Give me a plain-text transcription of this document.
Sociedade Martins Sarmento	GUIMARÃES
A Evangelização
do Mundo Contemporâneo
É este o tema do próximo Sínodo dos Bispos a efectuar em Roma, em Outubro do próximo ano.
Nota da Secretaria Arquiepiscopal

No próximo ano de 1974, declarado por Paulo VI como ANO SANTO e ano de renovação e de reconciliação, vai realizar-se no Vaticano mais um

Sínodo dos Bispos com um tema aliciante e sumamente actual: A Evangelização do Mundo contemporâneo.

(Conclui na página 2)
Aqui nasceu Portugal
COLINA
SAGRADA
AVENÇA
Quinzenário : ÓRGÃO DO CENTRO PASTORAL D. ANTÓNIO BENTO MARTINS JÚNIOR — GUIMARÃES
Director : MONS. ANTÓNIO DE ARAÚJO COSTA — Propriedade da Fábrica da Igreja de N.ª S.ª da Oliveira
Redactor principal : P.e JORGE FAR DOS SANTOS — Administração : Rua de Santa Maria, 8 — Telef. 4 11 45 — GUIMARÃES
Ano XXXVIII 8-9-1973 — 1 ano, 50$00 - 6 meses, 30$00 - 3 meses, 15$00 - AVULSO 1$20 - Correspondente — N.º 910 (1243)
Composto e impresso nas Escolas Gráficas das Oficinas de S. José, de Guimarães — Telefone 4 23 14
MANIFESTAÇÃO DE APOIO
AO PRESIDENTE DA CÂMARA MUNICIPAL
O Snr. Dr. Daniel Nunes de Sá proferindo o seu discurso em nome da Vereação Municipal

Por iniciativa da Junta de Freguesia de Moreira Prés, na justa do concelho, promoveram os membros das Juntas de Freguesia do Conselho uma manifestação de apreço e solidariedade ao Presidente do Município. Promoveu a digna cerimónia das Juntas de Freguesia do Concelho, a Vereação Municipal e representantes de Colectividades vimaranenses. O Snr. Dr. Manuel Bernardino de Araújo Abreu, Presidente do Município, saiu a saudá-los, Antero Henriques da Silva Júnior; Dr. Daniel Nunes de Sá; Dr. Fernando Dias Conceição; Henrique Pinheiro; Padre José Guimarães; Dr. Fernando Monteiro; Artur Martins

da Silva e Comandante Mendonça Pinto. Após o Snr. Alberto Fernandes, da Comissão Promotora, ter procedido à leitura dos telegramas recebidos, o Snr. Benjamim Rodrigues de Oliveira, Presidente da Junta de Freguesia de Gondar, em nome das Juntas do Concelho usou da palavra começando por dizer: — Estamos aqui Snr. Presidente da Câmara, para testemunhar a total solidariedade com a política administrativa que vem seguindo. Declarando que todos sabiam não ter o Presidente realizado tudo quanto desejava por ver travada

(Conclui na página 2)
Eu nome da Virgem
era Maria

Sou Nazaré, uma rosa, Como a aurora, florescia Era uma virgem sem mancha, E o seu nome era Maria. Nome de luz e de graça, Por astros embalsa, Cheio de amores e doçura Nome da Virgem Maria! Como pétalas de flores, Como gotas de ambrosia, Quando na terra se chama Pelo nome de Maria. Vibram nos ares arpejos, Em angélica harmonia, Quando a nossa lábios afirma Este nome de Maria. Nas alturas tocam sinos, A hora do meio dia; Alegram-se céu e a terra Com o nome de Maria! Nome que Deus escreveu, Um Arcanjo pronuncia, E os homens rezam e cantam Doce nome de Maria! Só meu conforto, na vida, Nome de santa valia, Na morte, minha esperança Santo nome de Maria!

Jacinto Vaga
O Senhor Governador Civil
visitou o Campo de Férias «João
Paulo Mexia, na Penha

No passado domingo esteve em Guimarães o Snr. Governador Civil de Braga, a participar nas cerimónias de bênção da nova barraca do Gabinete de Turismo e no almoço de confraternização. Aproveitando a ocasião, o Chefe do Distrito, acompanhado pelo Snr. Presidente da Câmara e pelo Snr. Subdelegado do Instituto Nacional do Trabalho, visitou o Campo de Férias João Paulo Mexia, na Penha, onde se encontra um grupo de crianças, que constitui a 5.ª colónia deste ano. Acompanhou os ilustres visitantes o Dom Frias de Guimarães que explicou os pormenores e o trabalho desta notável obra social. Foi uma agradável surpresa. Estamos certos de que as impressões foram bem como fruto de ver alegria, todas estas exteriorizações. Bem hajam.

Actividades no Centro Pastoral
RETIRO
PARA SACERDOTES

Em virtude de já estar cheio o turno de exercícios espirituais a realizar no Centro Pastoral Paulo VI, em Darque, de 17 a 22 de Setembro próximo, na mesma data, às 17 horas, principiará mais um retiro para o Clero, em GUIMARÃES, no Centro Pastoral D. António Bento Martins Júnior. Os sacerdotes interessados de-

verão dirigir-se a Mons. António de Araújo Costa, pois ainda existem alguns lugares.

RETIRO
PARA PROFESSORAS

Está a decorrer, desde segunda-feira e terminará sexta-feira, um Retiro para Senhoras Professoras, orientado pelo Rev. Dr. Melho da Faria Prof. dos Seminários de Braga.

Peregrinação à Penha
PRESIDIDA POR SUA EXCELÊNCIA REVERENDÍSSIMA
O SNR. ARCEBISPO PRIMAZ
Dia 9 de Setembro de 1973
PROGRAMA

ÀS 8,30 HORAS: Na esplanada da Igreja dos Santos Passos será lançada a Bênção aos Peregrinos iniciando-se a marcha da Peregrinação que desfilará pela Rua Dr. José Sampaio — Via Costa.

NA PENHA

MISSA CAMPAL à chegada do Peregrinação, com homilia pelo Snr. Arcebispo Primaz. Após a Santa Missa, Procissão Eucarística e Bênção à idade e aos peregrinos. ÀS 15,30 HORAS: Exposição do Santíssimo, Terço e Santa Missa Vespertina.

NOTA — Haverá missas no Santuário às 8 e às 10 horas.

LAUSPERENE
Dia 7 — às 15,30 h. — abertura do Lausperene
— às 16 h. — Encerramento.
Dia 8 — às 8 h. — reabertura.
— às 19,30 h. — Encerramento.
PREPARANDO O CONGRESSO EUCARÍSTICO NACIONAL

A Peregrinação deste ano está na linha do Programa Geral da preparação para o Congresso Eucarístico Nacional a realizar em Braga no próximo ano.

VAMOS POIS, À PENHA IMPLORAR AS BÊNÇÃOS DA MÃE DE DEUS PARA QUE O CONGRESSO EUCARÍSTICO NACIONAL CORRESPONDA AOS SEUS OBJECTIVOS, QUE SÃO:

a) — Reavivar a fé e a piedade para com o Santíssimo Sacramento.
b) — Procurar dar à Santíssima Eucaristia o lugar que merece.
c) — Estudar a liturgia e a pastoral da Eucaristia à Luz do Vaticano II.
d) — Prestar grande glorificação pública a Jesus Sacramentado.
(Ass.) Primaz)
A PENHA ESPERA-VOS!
* * * *
## To be done
Every entry needs to be retyped exactly.

## Complete output
Give me a plain-text transcription of this document.
Sociedade Martins Sarmento	GUIMARÃES
A Evangelização
do Mundo Contemporâneo
É este o tema do próximo Sínodo dos Bispos a efectuar em Roma, em Outubro do próximo ano.
Nota da Secretaria Arquiepiscopal

No próximo ano de 1974, declarado por Paulo VI como ANO SANTO e ano de renovação e de reconciliação, vai realizar-se no Vaticano mais um

Sínodo dos Bispos com um tema aliciante e sumamente actual: A Evangelização do Mundo contemporâneo.

(Conclui na página 2)
Aqui nasceu Portugal
COLINA
SAGRADA
AVENÇA
Quinzenário : ÓRGÃO DO CENTRO PASTORAL D. ANTÓNIO BENTO MARTINS JÚNIOR — GUIMARÃES
Director : MONS. ANTÓNIO DE ARAÚJO COSTA — Propriedade da Fábrica da Igreja de N.ª S.ª da Oliveira
Redactor principal : P.e JORGE FAR DOS SANTOS — Administração : Rua de Santa Maria, 8 — Telef. 4 11 45 — GUIMARÃES
Ano XXXVIII 8-9-1973 — 1 ano, 50$00 - 6 meses, 30$00 - 3 meses, 15$00 - AVULSO 1$20 - Correspondente — N.º 910 (1243)
Composto e impresso nas Escolas Gráficas das Oficinas de S. José, de Guimarães — Telefone 4 23 14
MANIFESTAÇÃO DE APOIO
AO PRESIDENTE DA CÂMARA MUNICIPAL
O Snr. Dr. Daniel Nunes de Sá proferindo o seu discurso em nome da Vereação Municipal

Por iniciativa da Junta de Freguesia de Moreira Prés, na justa do concelho, promoveram os membros das Juntas de Freguesia do Conselho uma manifestação de apreço e solidariedade ao Presidente do Município. Promoveu a digna cerimónia das Juntas de Freguesia do Concelho, a Vereação Municipal e representantes de Colectividades vimaranenses. O Snr. Dr. Manuel Bernardino de Araújo Abreu, Presidente do Município, saiu a saudá-los, Antero Henriques da Silva Júnior; Dr. Daniel Nunes de Sá; Dr. Fernando Dias Conceição; Henrique Pinheiro; Padre José Guimarães; Dr. Fernando Monteiro; Artur Martins

da Silva e Comandante Mendonça Pinto. Após o Snr. Alberto Fernandes, da Comissão Promotora, ter procedido à leitura dos telegramas recebidos, o Snr. Benjamim Rodrigues de Oliveira, Presidente da Junta de Freguesia de Gondar, em nome das Juntas do Concelho usou da palavra começando por dizer: — Estamos aqui Snr. Presidente da Câmara, para testemunhar a total solidariedade com a política administrativa que vem seguindo. Declarando que todos sabiam não ter o Presidente realizado tudo quanto desejava por ver travada

(Conclui na página 2)
Eu nome da Virgem
era Maria

Sou Nazaré, uma rosa, Como a aurora, florescia Era uma virgem sem mancha, E o seu nome era Maria. Nome de luz e de graça, Por astros embalsa, Cheio de amores e doçura Nome da Virgem Maria! Como pétalas de flores, Como gotas de ambrosia, Quando na terra se chama Pelo nome de Maria. Vibram nos ares arpejos, Em angélica harmonia, Quando a nossa lábios afirma Este nome de Maria. Nas alturas tocam sinos, A hora do meio dia; Alegram-se céu e a terra Com o nome de Maria! Nome que Deus escreveu, Um Arcanjo pronuncia, E os homens rezam e cantam Doce nome de Maria! Só meu conforto, na vida, Nome de santa valia, Na morte, minha esperança Santo nome de Maria!

Jacinto Vaga
O Senhor Governador Civil
visitou o Campo de Férias «João
Paulo Mexia, na Penha

No passado domingo esteve em Guimarães o Snr. Governador Civil de Braga, a participar nas cerimónias de bênção da nova barraca do Gabinete de Turismo e no almoço de confraternização. Aproveitando a ocasião, o Chefe do Distrito, acompanhado pelo Snr. Presidente da Câmara e pelo Snr. Subdelegado do Instituto Nacional do Trabalho, visitou o Campo de Férias João Paulo Mexia, na Penha, onde se encontra um grupo de crianças, que constitui a 5.ª colónia deste ano. Acompanhou os ilustres visitantes o Dom Frias de Guimarães que explicou os pormenores e o trabalho desta notável obra social. Foi uma agradável surpresa. Estamos certos de que as impressões foram bem como fruto de ver alegria, todas estas exteriorizações. Bem hajam.

Actividades no Centro Pastoral
RETIRO
PARA SACERDOTES

Em virtude de já estar cheio o turno de exercícios espirituais a realizar no Centro Pastoral Paulo VI, em Darque, de 17 a 22 de Setembro próximo, na mesma data, às 17 horas, principiará mais um retiro para o Clero, em GUIMARÃES, no Centro Pastoral D. António Bento Martins Júnior. Os sacerdotes interessados de-

verão dirigir-se a Mons. António de Araújo Costa, pois ainda existem alguns lugares.

RETIRO
PARA PROFESSORAS

Está a decorrer, desde segunda-feira e terminará sexta-feira, um Retiro para Senhoras Professoras, orientado pelo Rev. Dr. Melho da Faria Prof. dos Seminários de Braga.

Peregrinação à Penha
PRESIDIDA POR SUA EXCELÊNCIA REVERENDÍSSIMA
O SNR. ARCEBISPO PRIMAZ
Dia 9 de Setembro de 1973
PROGRAMA

ÀS 8,30 HORAS: Na esplanada da Igreja dos Santos Passos será lançada a Bênção aos Peregrinos iniciando-se a marcha da Peregrinação que desfilará pela Rua Dr. José Sampaio — Via Costa.

NA PENHA

MISSA CAMPAL à chegada do Peregrinação, com homilia pelo Snr. Arcebispo Primaz. Após a Santa Missa, Procissão Eucarística e Bênção à idade e aos peregrinos. ÀS 15,30 HORAS: Exposição do Santíssimo, Terço e Santa Missa Vespertina.

NOTA — Haverá missas no Santuário às 8 e às 10 horas.

LAUSPERENE
Dia 7 — às 15,30 h. — abertura do Lausperene
— às 16 h. — Encerramento.
Dia 8 — às 8 h. — reabertura.
— às 19,30 h. — Encerramento.
PREPARANDO O CONGRESSO EUCARÍSTICO NACIONAL

A Peregrinação deste ano está na linha do Programa Geral da preparação para o Congresso Eucarístico Nacional a realizar em Braga no próximo ano.

VAMOS POIS, À PENHA IMPLORAR AS BÊNÇÃOS DA MÃE DE DEUS PARA QUE O CONGRESSO EUCARÍSTICO NACIONAL CORRESPONDA AOS SEUS OBJECTIVOS, QUE SÃO:

a) — Reavivar a fé e a piedade para com o Santíssimo Sacramento.
b) — Procurar dar à Santíssima Eucaristia o lugar que merece.
c) — Estudar a liturgia e a pastoral da Eucaristia à Luz do Vaticano II.
d) — Prestar grande glorificação pública a Jesus Sacramentado.
(Ass.) Primaz)
A PENHA ESPERA-VOS!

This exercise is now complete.